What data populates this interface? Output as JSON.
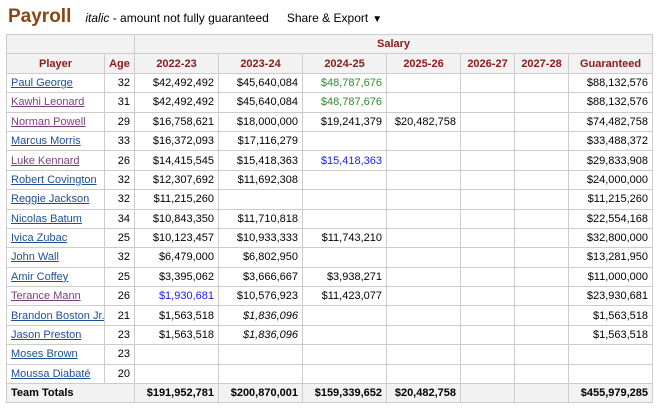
{
  "header": {
    "title": "Payroll",
    "note_italic": "italic",
    "note_rest": " - amount not fully guaranteed",
    "share_label": "Share & Export",
    "share_caret": "▼"
  },
  "table": {
    "group_header": "Salary",
    "columns": [
      "Player",
      "Age",
      "2022-23",
      "2023-24",
      "2024-25",
      "2025-26",
      "2026-27",
      "2027-28",
      "Guaranteed"
    ],
    "rows": [
      {
        "player": "Paul George",
        "visited": false,
        "age": "32",
        "c": [
          {
            "v": "$42,492,492"
          },
          {
            "v": "$45,640,084"
          },
          {
            "v": "$48,787,676",
            "s": "green"
          },
          {
            "v": ""
          },
          {
            "v": ""
          },
          {
            "v": ""
          }
        ],
        "guaranteed": "$88,132,576"
      },
      {
        "player": "Kawhi Leonard",
        "visited": true,
        "age": "31",
        "c": [
          {
            "v": "$42,492,492"
          },
          {
            "v": "$45,640,084"
          },
          {
            "v": "$48,787,676",
            "s": "green"
          },
          {
            "v": ""
          },
          {
            "v": ""
          },
          {
            "v": ""
          }
        ],
        "guaranteed": "$88,132,576"
      },
      {
        "player": "Norman Powell",
        "visited": true,
        "age": "29",
        "c": [
          {
            "v": "$16,758,621"
          },
          {
            "v": "$18,000,000"
          },
          {
            "v": "$19,241,379"
          },
          {
            "v": "$20,482,758"
          },
          {
            "v": ""
          },
          {
            "v": ""
          }
        ],
        "guaranteed": "$74,482,758"
      },
      {
        "player": "Marcus Morris",
        "visited": false,
        "age": "33",
        "c": [
          {
            "v": "$16,372,093"
          },
          {
            "v": "$17,116,279"
          },
          {
            "v": ""
          },
          {
            "v": ""
          },
          {
            "v": ""
          },
          {
            "v": ""
          }
        ],
        "guaranteed": "$33,488,372"
      },
      {
        "player": "Luke Kennard",
        "visited": true,
        "age": "26",
        "c": [
          {
            "v": "$14,415,545"
          },
          {
            "v": "$15,418,363"
          },
          {
            "v": "$15,418,363",
            "s": "blue"
          },
          {
            "v": ""
          },
          {
            "v": ""
          },
          {
            "v": ""
          }
        ],
        "guaranteed": "$29,833,908"
      },
      {
        "player": "Robert Covington",
        "visited": false,
        "age": "32",
        "c": [
          {
            "v": "$12,307,692"
          },
          {
            "v": "$11,692,308"
          },
          {
            "v": ""
          },
          {
            "v": ""
          },
          {
            "v": ""
          },
          {
            "v": ""
          }
        ],
        "guaranteed": "$24,000,000"
      },
      {
        "player": "Reggie Jackson",
        "visited": false,
        "age": "32",
        "c": [
          {
            "v": "$11,215,260"
          },
          {
            "v": ""
          },
          {
            "v": ""
          },
          {
            "v": ""
          },
          {
            "v": ""
          },
          {
            "v": ""
          }
        ],
        "guaranteed": "$11,215,260"
      },
      {
        "player": "Nicolas Batum",
        "visited": false,
        "age": "34",
        "c": [
          {
            "v": "$10,843,350"
          },
          {
            "v": "$11,710,818"
          },
          {
            "v": ""
          },
          {
            "v": ""
          },
          {
            "v": ""
          },
          {
            "v": ""
          }
        ],
        "guaranteed": "$22,554,168"
      },
      {
        "player": "Ivica Zubac",
        "visited": false,
        "age": "25",
        "c": [
          {
            "v": "$10,123,457"
          },
          {
            "v": "$10,933,333"
          },
          {
            "v": "$11,743,210"
          },
          {
            "v": ""
          },
          {
            "v": ""
          },
          {
            "v": ""
          }
        ],
        "guaranteed": "$32,800,000"
      },
      {
        "player": "John Wall",
        "visited": false,
        "age": "32",
        "c": [
          {
            "v": "$6,479,000"
          },
          {
            "v": "$6,802,950"
          },
          {
            "v": ""
          },
          {
            "v": ""
          },
          {
            "v": ""
          },
          {
            "v": ""
          }
        ],
        "guaranteed": "$13,281,950"
      },
      {
        "player": "Amir Coffey",
        "visited": false,
        "age": "25",
        "c": [
          {
            "v": "$3,395,062"
          },
          {
            "v": "$3,666,667"
          },
          {
            "v": "$3,938,271"
          },
          {
            "v": ""
          },
          {
            "v": ""
          },
          {
            "v": ""
          }
        ],
        "guaranteed": "$11,000,000"
      },
      {
        "player": "Terance Mann",
        "visited": true,
        "age": "26",
        "c": [
          {
            "v": "$1,930,681",
            "s": "blue"
          },
          {
            "v": "$10,576,923"
          },
          {
            "v": "$11,423,077"
          },
          {
            "v": ""
          },
          {
            "v": ""
          },
          {
            "v": ""
          }
        ],
        "guaranteed": "$23,930,681"
      },
      {
        "player": "Brandon Boston Jr.",
        "visited": false,
        "age": "21",
        "c": [
          {
            "v": "$1,563,518"
          },
          {
            "v": "$1,836,096",
            "s": "italic"
          },
          {
            "v": ""
          },
          {
            "v": ""
          },
          {
            "v": ""
          },
          {
            "v": ""
          }
        ],
        "guaranteed": "$1,563,518"
      },
      {
        "player": "Jason Preston",
        "visited": false,
        "age": "23",
        "c": [
          {
            "v": "$1,563,518"
          },
          {
            "v": "$1,836,096",
            "s": "italic"
          },
          {
            "v": ""
          },
          {
            "v": ""
          },
          {
            "v": ""
          },
          {
            "v": ""
          }
        ],
        "guaranteed": "$1,563,518"
      },
      {
        "player": "Moses Brown",
        "visited": false,
        "age": "23",
        "c": [
          {
            "v": ""
          },
          {
            "v": ""
          },
          {
            "v": ""
          },
          {
            "v": ""
          },
          {
            "v": ""
          },
          {
            "v": ""
          }
        ],
        "guaranteed": ""
      },
      {
        "player": "Moussa Diabaté",
        "visited": false,
        "age": "20",
        "c": [
          {
            "v": ""
          },
          {
            "v": ""
          },
          {
            "v": ""
          },
          {
            "v": ""
          },
          {
            "v": ""
          },
          {
            "v": ""
          }
        ],
        "guaranteed": ""
      }
    ],
    "totals": {
      "label": "Team Totals",
      "values": [
        "$191,952,781",
        "$200,870,001",
        "$159,339,652",
        "$20,482,758",
        "",
        ""
      ],
      "guaranteed": "$455,979,285"
    }
  },
  "colors": {
    "title": "#8b4513",
    "header_text": "#8b1a1a",
    "link": "#1f4e96",
    "link_visited": "#7b3f7b",
    "green_option": "#2e8b2e",
    "blue_option": "#1a1aff"
  }
}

YOUR OBJECTIVE: Please repeat the entries exactly. Do not include the pictures.

SOLVED PROBLEM:
What data populates this interface? Output as JSON.
{
  "header": {
    "title": "Payroll",
    "note_italic": "italic",
    "note_rest": " - amount not fully guaranteed",
    "share_label": "Share & Export",
    "share_caret": "▼"
  },
  "table": {
    "group_header": "Salary",
    "columns": [
      "Player",
      "Age",
      "2022-23",
      "2023-24",
      "2024-25",
      "2025-26",
      "2026-27",
      "2027-28",
      "Guaranteed"
    ],
    "rows": [
      {
        "player": "Paul George",
        "visited": false,
        "age": "32",
        "c": [
          {
            "v": "$42,492,492"
          },
          {
            "v": "$45,640,084"
          },
          {
            "v": "$48,787,676",
            "s": "green"
          },
          {
            "v": ""
          },
          {
            "v": ""
          },
          {
            "v": ""
          }
        ],
        "guaranteed": "$88,132,576"
      },
      {
        "player": "Kawhi Leonard",
        "visited": true,
        "age": "31",
        "c": [
          {
            "v": "$42,492,492"
          },
          {
            "v": "$45,640,084"
          },
          {
            "v": "$48,787,676",
            "s": "green"
          },
          {
            "v": ""
          },
          {
            "v": ""
          },
          {
            "v": ""
          }
        ],
        "guaranteed": "$88,132,576"
      },
      {
        "player": "Norman Powell",
        "visited": true,
        "age": "29",
        "c": [
          {
            "v": "$16,758,621"
          },
          {
            "v": "$18,000,000"
          },
          {
            "v": "$19,241,379"
          },
          {
            "v": "$20,482,758"
          },
          {
            "v": ""
          },
          {
            "v": ""
          }
        ],
        "guaranteed": "$74,482,758"
      },
      {
        "player": "Marcus Morris",
        "visited": false,
        "age": "33",
        "c": [
          {
            "v": "$16,372,093"
          },
          {
            "v": "$17,116,279"
          },
          {
            "v": ""
          },
          {
            "v": ""
          },
          {
            "v": ""
          },
          {
            "v": ""
          }
        ],
        "guaranteed": "$33,488,372"
      },
      {
        "player": "Luke Kennard",
        "visited": true,
        "age": "26",
        "c": [
          {
            "v": "$14,415,545"
          },
          {
            "v": "$15,418,363"
          },
          {
            "v": "$15,418,363",
            "s": "blue"
          },
          {
            "v": ""
          },
          {
            "v": ""
          },
          {
            "v": ""
          }
        ],
        "guaranteed": "$29,833,908"
      },
      {
        "player": "Robert Covington",
        "visited": false,
        "age": "32",
        "c": [
          {
            "v": "$12,307,692"
          },
          {
            "v": "$11,692,308"
          },
          {
            "v": ""
          },
          {
            "v": ""
          },
          {
            "v": ""
          },
          {
            "v": ""
          }
        ],
        "guaranteed": "$24,000,000"
      },
      {
        "player": "Reggie Jackson",
        "visited": false,
        "age": "32",
        "c": [
          {
            "v": "$11,215,260"
          },
          {
            "v": ""
          },
          {
            "v": ""
          },
          {
            "v": ""
          },
          {
            "v": ""
          },
          {
            "v": ""
          }
        ],
        "guaranteed": "$11,215,260"
      },
      {
        "player": "Nicolas Batum",
        "visited": false,
        "age": "34",
        "c": [
          {
            "v": "$10,843,350"
          },
          {
            "v": "$11,710,818"
          },
          {
            "v": ""
          },
          {
            "v": ""
          },
          {
            "v": ""
          },
          {
            "v": ""
          }
        ],
        "guaranteed": "$22,554,168"
      },
      {
        "player": "Ivica Zubac",
        "visited": false,
        "age": "25",
        "c": [
          {
            "v": "$10,123,457"
          },
          {
            "v": "$10,933,333"
          },
          {
            "v": "$11,743,210"
          },
          {
            "v": ""
          },
          {
            "v": ""
          },
          {
            "v": ""
          }
        ],
        "guaranteed": "$32,800,000"
      },
      {
        "player": "John Wall",
        "visited": false,
        "age": "32",
        "c": [
          {
            "v": "$6,479,000"
          },
          {
            "v": "$6,802,950"
          },
          {
            "v": ""
          },
          {
            "v": ""
          },
          {
            "v": ""
          },
          {
            "v": ""
          }
        ],
        "guaranteed": "$13,281,950"
      },
      {
        "player": "Amir Coffey",
        "visited": false,
        "age": "25",
        "c": [
          {
            "v": "$3,395,062"
          },
          {
            "v": "$3,666,667"
          },
          {
            "v": "$3,938,271"
          },
          {
            "v": ""
          },
          {
            "v": ""
          },
          {
            "v": ""
          }
        ],
        "guaranteed": "$11,000,000"
      },
      {
        "player": "Terance Mann",
        "visited": true,
        "age": "26",
        "c": [
          {
            "v": "$1,930,681",
            "s": "blue"
          },
          {
            "v": "$10,576,923"
          },
          {
            "v": "$11,423,077"
          },
          {
            "v": ""
          },
          {
            "v": ""
          },
          {
            "v": ""
          }
        ],
        "guaranteed": "$23,930,681"
      },
      {
        "player": "Brandon Boston Jr.",
        "visited": false,
        "age": "21",
        "c": [
          {
            "v": "$1,563,518"
          },
          {
            "v": "$1,836,096",
            "s": "italic"
          },
          {
            "v": ""
          },
          {
            "v": ""
          },
          {
            "v": ""
          },
          {
            "v": ""
          }
        ],
        "guaranteed": "$1,563,518"
      },
      {
        "player": "Jason Preston",
        "visited": false,
        "age": "23",
        "c": [
          {
            "v": "$1,563,518"
          },
          {
            "v": "$1,836,096",
            "s": "italic"
          },
          {
            "v": ""
          },
          {
            "v": ""
          },
          {
            "v": ""
          },
          {
            "v": ""
          }
        ],
        "guaranteed": "$1,563,518"
      },
      {
        "player": "Moses Brown",
        "visited": false,
        "age": "23",
        "c": [
          {
            "v": ""
          },
          {
            "v": ""
          },
          {
            "v": ""
          },
          {
            "v": ""
          },
          {
            "v": ""
          },
          {
            "v": ""
          }
        ],
        "guaranteed": ""
      },
      {
        "player": "Moussa Diabaté",
        "visited": false,
        "age": "20",
        "c": [
          {
            "v": ""
          },
          {
            "v": ""
          },
          {
            "v": ""
          },
          {
            "v": ""
          },
          {
            "v": ""
          },
          {
            "v": ""
          }
        ],
        "guaranteed": ""
      }
    ],
    "totals": {
      "label": "Team Totals",
      "values": [
        "$191,952,781",
        "$200,870,001",
        "$159,339,652",
        "$20,482,758",
        "",
        ""
      ],
      "guaranteed": "$455,979,285"
    }
  },
  "colors": {
    "title": "#8b4513",
    "header_text": "#8b1a1a",
    "link": "#1f4e96",
    "link_visited": "#7b3f7b",
    "green_option": "#2e8b2e",
    "blue_option": "#1a1aff"
  }
}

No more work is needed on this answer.